- _What you need to do_
In the material below, list every line carrying the string "JSON".

- _Extracted records_
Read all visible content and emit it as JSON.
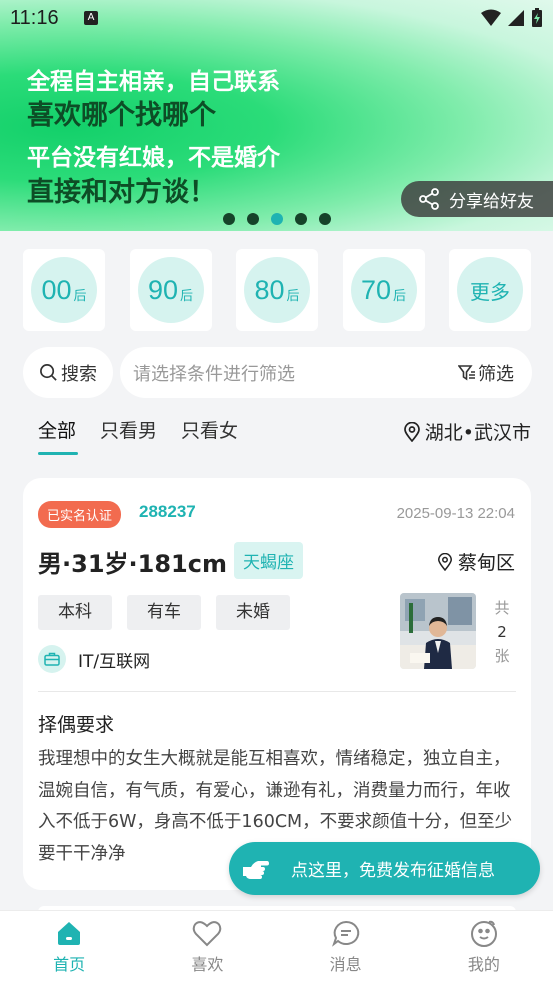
{
  "status_bar": {
    "time": "11:16",
    "notification_icon": "A"
  },
  "banner": {
    "line1": "全程自主相亲，自己联系",
    "line2": "喜欢哪个找哪个",
    "line3": "平台没有红娘，不是婚介",
    "line4": "直接和对方谈！",
    "share_label": "分享给好友",
    "dots_total": 5,
    "dots_active_index": 2
  },
  "age_filters": [
    {
      "num": "00",
      "suffix": "后"
    },
    {
      "num": "90",
      "suffix": "后"
    },
    {
      "num": "80",
      "suffix": "后"
    },
    {
      "num": "70",
      "suffix": "后"
    },
    {
      "num": "更多",
      "suffix": ""
    }
  ],
  "search": {
    "label": "搜索",
    "placeholder": "请选择条件进行筛选",
    "filter_label": "筛选"
  },
  "tabs": [
    "全部",
    "只看男",
    "只看女"
  ],
  "active_tab": 0,
  "location": "湖北•武汉市",
  "card": {
    "verified_badge": "已实名认证",
    "id": "288237",
    "time": "2025-09-13 22:04",
    "title": "男·31岁·181cm",
    "zodiac": "天蝎座",
    "district": "蔡甸区",
    "tags": [
      "本科",
      "有车",
      "未婚"
    ],
    "industry": "IT/互联网",
    "photo_count_prefix": "共",
    "photo_count": "2",
    "photo_count_suffix": "张",
    "requirement_title": "择偶要求",
    "requirement_text": "我理想中的女生大概就是能互相喜欢，情绪稳定，独立自主，温婉自信，有气质，有爱心，谦逊有礼，消费量力而行，年收入不低于6W，身高不低于160CM，不要求颜值十分，但至少要干干净净"
  },
  "cta_label": "点这里，免费发布征婚信息",
  "bottom_nav": [
    {
      "label": "首页",
      "icon": "home-icon"
    },
    {
      "label": "喜欢",
      "icon": "heart-icon"
    },
    {
      "label": "消息",
      "icon": "message-icon"
    },
    {
      "label": "我的",
      "icon": "profile-icon"
    }
  ],
  "colors": {
    "accent": "#1fb3b2",
    "badge": "#f26b4f",
    "banner_green": "#13d06a"
  }
}
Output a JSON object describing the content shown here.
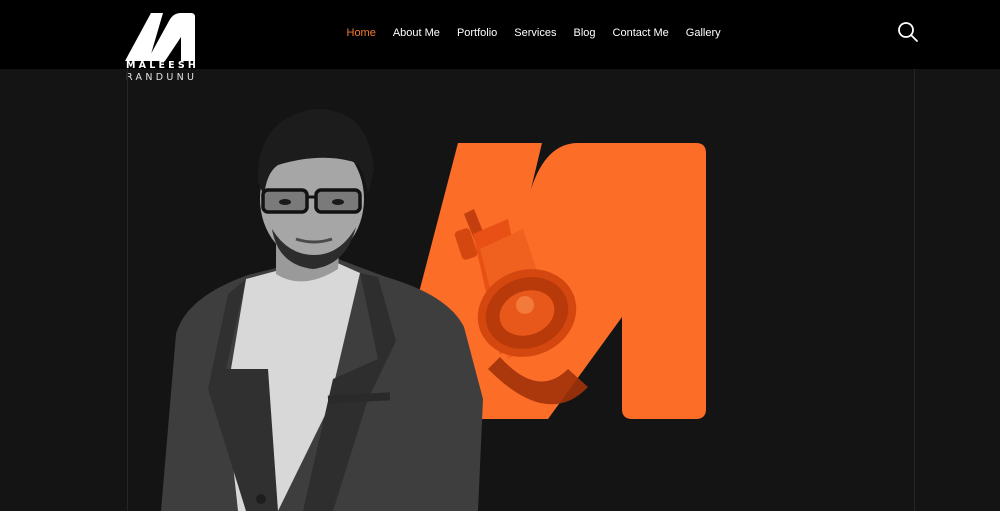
{
  "brand": {
    "name_line1": "MALEESH",
    "name_line2": "RANDUNU",
    "accent_color": "#f47a2f"
  },
  "nav": {
    "items": [
      {
        "label": "Home",
        "active": true
      },
      {
        "label": "About Me",
        "active": false
      },
      {
        "label": "Portfolio",
        "active": false
      },
      {
        "label": "Services",
        "active": false
      },
      {
        "label": "Blog",
        "active": false
      },
      {
        "label": "Contact Me",
        "active": false
      },
      {
        "label": "Gallery",
        "active": false
      }
    ]
  },
  "icons": {
    "search": "search-icon",
    "megaphone": "megaphone-icon"
  },
  "hero": {
    "background": "#141414",
    "letter_color": "#fc6d27"
  }
}
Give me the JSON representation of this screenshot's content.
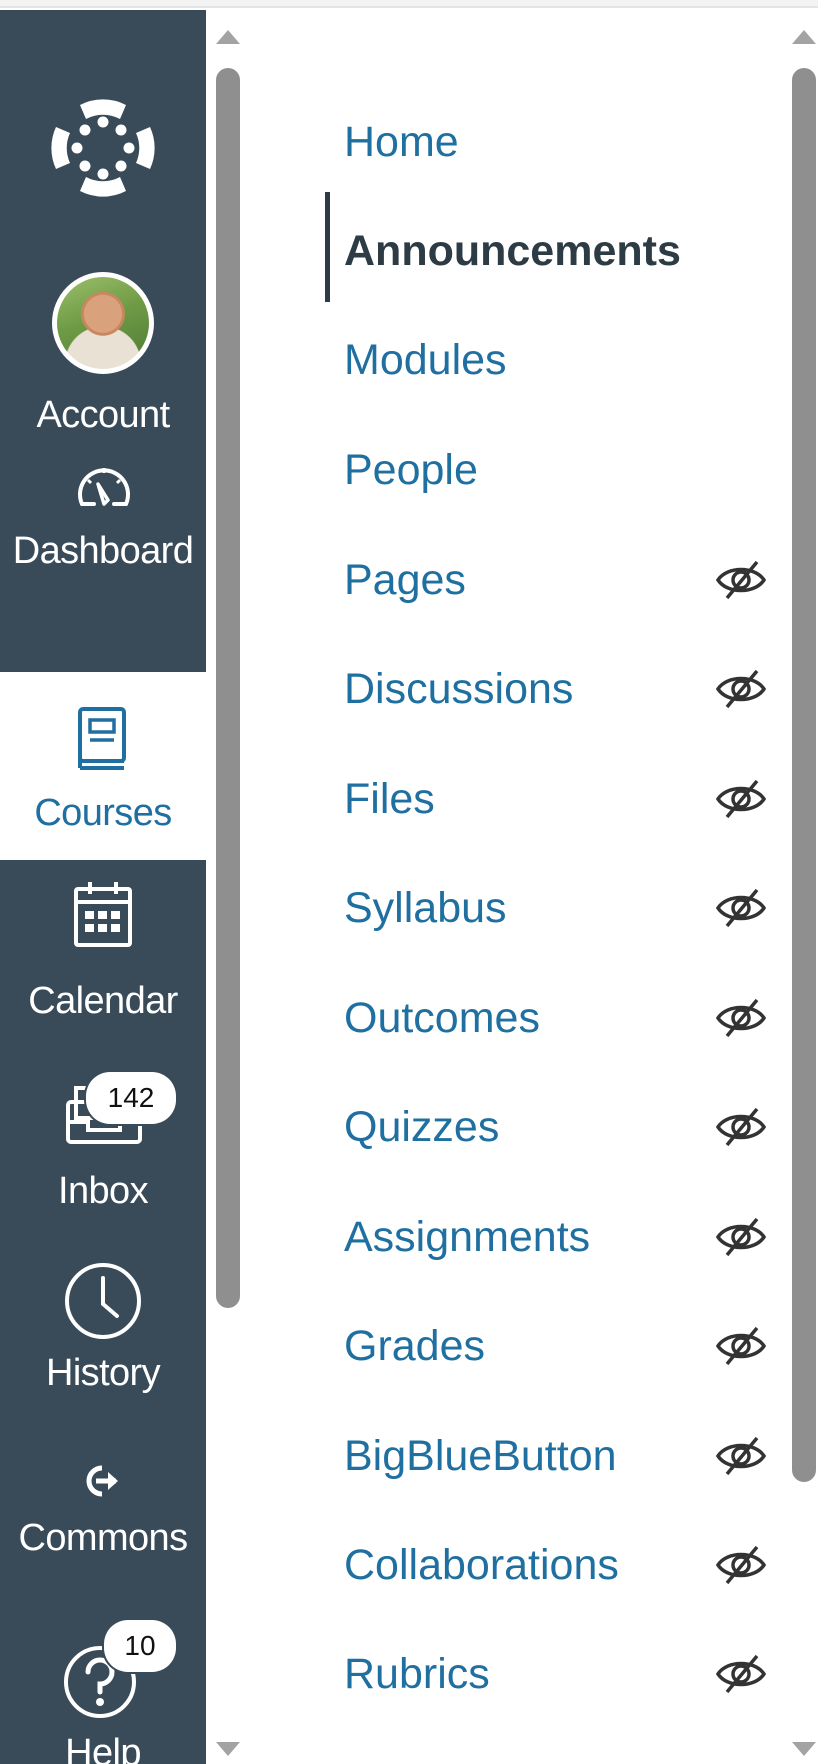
{
  "global_nav": {
    "logo_icon": "canvas-logo-icon",
    "items": [
      {
        "id": "account",
        "label": "Account",
        "icon": "avatar"
      },
      {
        "id": "dashboard",
        "label": "Dashboard",
        "icon": "dashboard-gauge-icon"
      },
      {
        "id": "courses",
        "label": "Courses",
        "icon": "book-icon",
        "active": true
      },
      {
        "id": "calendar",
        "label": "Calendar",
        "icon": "calendar-icon"
      },
      {
        "id": "inbox",
        "label": "Inbox",
        "icon": "inbox-icon",
        "badge": "142"
      },
      {
        "id": "history",
        "label": "History",
        "icon": "clock-icon"
      },
      {
        "id": "commons",
        "label": "Commons",
        "icon": "commons-icon"
      },
      {
        "id": "help",
        "label": "Help",
        "icon": "help-icon",
        "badge": "10"
      }
    ]
  },
  "course_nav": {
    "items": [
      {
        "label": "Home",
        "hidden": false
      },
      {
        "label": "Announcements",
        "hidden": false,
        "active": true
      },
      {
        "label": "Modules",
        "hidden": false
      },
      {
        "label": "People",
        "hidden": false
      },
      {
        "label": "Pages",
        "hidden": true
      },
      {
        "label": "Discussions",
        "hidden": true
      },
      {
        "label": "Files",
        "hidden": true
      },
      {
        "label": "Syllabus",
        "hidden": true
      },
      {
        "label": "Outcomes",
        "hidden": true
      },
      {
        "label": "Quizzes",
        "hidden": true
      },
      {
        "label": "Assignments",
        "hidden": true
      },
      {
        "label": "Grades",
        "hidden": true
      },
      {
        "label": "BigBlueButton",
        "hidden": true
      },
      {
        "label": "Collaborations",
        "hidden": true
      },
      {
        "label": "Rubrics",
        "hidden": true
      }
    ]
  },
  "colors": {
    "nav_background": "#394b58",
    "link_blue": "#1f6fa1",
    "active_text": "#2d3b45"
  }
}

- _Answer below_
Read all visible content and emit it as JSON.
Output a JSON object describing the content shown here.
Give me the JSON representation of this screenshot's content.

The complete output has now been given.